- [Text passage]
What I do here is much the same. It’s a place to share my thoughts, my dreams and some of the stories of my life. It is my small contribution to the tapestry that is our families history. It is for a time, many years from now, when my grandchildren will be setting around the holiday dinner table with their children and grandchildren. Devon or Shelby will push their plate away and begin, “You remember that time when Papa got in so much trouble with Nannie?” 
____________________

Some evenings now I’ll be getting something from the kitchen and I’ll pause by the back door and look out across the yard. There in back corner of my mom’s house a light will be burning and I know it is my Mom reading. Perhaps she is writing some of her stories. There is a smile on my face when I turn away from the door.  

Sunday, November 18, 2012

Wanderlust


“I love to go a-wandering,
along the mountain track, 
and as I go, I love to sing,
my knapsack on my back.

“Val-deri, val-dera,
Val-deri,
Val-dera-ha-ha-ha-ah-ha.
Val-deri, val-dera,
My knapsack on my back.”

I have long loved the word wanderlust. It holds such possibilities where each day holds the gift of something new. 

Wanderlust is waking up to find a new adventure, a new journey for that day, a new sight to see, a new person to meet and a new experience to be enjoyed. When it is at its best, it is a new revelation of God! Wanderlust is proclaiming that I am no longer satisfied with routine; with waking up and going through the same motions.

The word wanderlust has a German origin and literally means “a desire to hike.” We define it in English as a strong desire or impulse to wander or to travel and explore. Fitting for how I have been feeling of late.

It seems an odd statement, but I don’t think I am wired to stay in one place for very long. As I have been thinking and writing lately I have been caught on my desire to get more out of life. My thoughts are constantly drawn to doing and seeing more. I am not wanting my “one of these days” to be spent comfortably right where I am. 

In a sensible world, this is dangerous. It goes against what we were taught. We  were supposed, expected, to grow up, get good jobs and work through to the age of retirement (or beyond). Once we’ve reached that age, and if we’re still able, we could  then chase I dreams. That is how it’s supposed to work. But, that isn’t always the case. Some never get the chance to chase their dream or they simply can’t do it. They spent themselves, spent their lives, working to fulfill someone else’s dreams and no longer have the time or energy for their own. 

To me, that is the real danger; chasing after something that is not our own. We are convinced of what life is supposed to be like and have lost sight of what life could be like.

What life could be like - Gerrie and I had that once. We felt God calling us to the mission field. So we went against the grain and took a chance. It wasn’t always easy. It was difficult, at times, for us and our families. But as I have said before, it was perhaps one of the happiest times of our lives. 

That time, well, it really wasn’t wanderlust was it? It was more like obedience. Yet, it had some of the elements. It gave us a new adventure, a new journey, a new sight, a new person to meet and new experiences. And most importantly, a new revelation of God!

- [Listing]

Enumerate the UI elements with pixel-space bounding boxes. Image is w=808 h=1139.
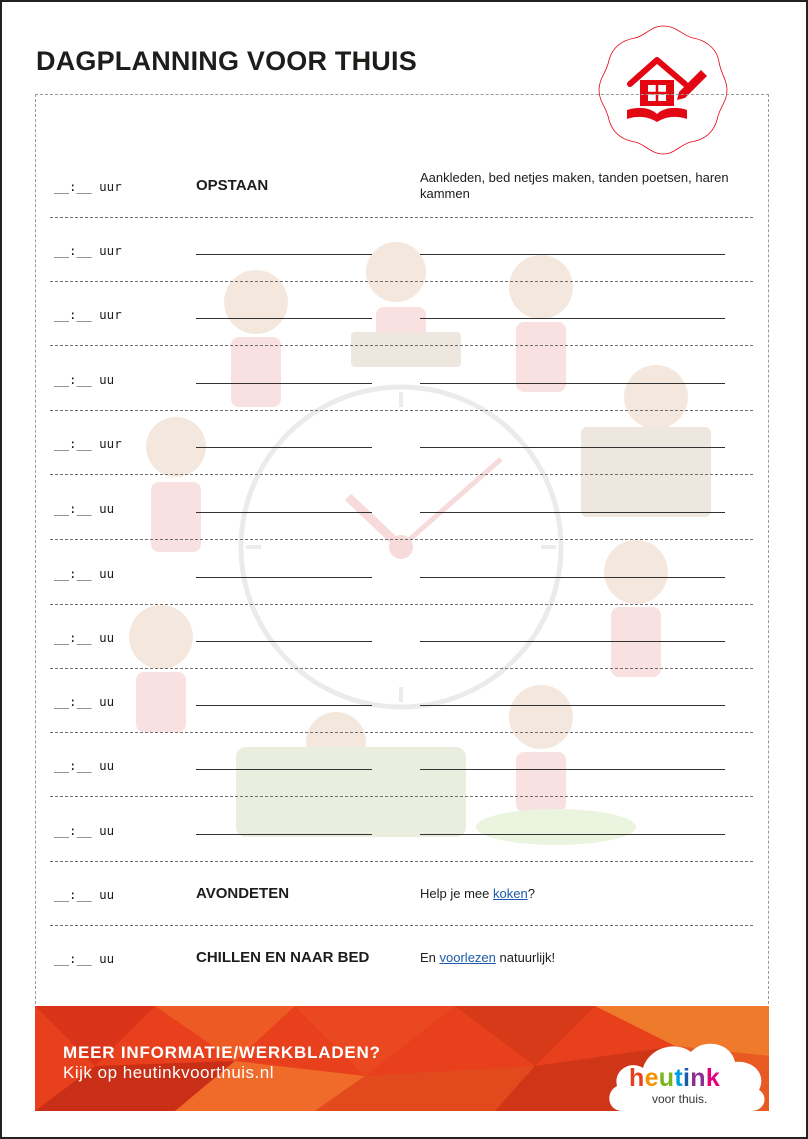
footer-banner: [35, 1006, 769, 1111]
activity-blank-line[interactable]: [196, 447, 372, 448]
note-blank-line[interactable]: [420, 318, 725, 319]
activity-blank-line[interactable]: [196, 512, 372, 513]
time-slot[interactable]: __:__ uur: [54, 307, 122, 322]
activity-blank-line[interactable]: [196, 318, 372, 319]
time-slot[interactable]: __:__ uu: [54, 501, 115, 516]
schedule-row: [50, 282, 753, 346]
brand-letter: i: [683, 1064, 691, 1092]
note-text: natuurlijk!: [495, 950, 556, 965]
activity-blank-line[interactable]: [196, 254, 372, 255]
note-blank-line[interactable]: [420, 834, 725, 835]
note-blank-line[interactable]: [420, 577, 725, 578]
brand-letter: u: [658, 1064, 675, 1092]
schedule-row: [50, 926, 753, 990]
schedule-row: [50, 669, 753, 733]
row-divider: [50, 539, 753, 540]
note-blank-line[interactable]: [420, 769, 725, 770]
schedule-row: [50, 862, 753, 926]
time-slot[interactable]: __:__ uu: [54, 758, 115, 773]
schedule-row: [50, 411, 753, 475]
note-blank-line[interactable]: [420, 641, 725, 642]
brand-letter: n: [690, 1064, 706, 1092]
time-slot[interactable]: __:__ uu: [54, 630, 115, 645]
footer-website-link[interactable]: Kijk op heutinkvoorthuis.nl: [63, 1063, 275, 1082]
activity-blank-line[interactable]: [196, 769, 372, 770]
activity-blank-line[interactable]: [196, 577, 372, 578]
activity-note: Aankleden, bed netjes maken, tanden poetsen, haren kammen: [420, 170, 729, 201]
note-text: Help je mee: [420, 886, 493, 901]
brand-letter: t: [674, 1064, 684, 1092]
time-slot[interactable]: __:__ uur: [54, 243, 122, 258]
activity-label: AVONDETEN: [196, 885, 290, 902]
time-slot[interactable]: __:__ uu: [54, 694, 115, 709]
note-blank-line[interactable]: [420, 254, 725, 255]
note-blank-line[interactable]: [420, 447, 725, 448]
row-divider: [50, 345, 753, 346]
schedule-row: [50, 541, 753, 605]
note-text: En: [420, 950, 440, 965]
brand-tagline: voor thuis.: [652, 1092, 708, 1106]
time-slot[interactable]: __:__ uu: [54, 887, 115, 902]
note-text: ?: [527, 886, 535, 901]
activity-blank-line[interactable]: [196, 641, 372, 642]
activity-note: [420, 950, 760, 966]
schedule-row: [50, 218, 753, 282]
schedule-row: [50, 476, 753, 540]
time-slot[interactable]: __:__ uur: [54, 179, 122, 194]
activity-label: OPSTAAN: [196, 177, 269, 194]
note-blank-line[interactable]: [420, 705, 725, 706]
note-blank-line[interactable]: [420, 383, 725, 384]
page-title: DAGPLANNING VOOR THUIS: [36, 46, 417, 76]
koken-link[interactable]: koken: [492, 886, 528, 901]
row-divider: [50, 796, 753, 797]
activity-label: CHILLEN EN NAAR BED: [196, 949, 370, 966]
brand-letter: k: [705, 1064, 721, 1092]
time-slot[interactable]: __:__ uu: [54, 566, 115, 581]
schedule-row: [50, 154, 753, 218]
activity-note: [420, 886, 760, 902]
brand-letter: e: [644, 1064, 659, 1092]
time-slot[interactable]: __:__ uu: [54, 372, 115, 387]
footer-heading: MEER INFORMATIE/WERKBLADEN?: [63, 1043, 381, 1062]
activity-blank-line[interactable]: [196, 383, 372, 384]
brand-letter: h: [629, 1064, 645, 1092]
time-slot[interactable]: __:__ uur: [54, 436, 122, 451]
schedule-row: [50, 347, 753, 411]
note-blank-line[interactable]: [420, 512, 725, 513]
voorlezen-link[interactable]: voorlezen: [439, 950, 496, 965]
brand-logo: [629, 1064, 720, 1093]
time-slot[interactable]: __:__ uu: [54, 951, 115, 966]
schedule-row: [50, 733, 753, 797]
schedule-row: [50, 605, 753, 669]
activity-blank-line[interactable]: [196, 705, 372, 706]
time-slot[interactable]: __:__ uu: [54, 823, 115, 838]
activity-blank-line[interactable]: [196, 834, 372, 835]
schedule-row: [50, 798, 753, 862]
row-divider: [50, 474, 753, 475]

- [Request] Copy the passage about wanderlust from "Sunday, November 18, 2012" to "Val-dera-ha-ha-ha-ah-ha.", and switch "mountain track" to "forest trail". Work from the text alone.

- [Task output]
Sunday, November 18, 2012

Wanderlust


“I love to go a-wandering,
along the forest trail, 
and as I go, I love to sing,
my knapsack on my back.

“Val-deri, val-dera,
Val-deri,
Val-dera-ha-ha-ha-ah-ha.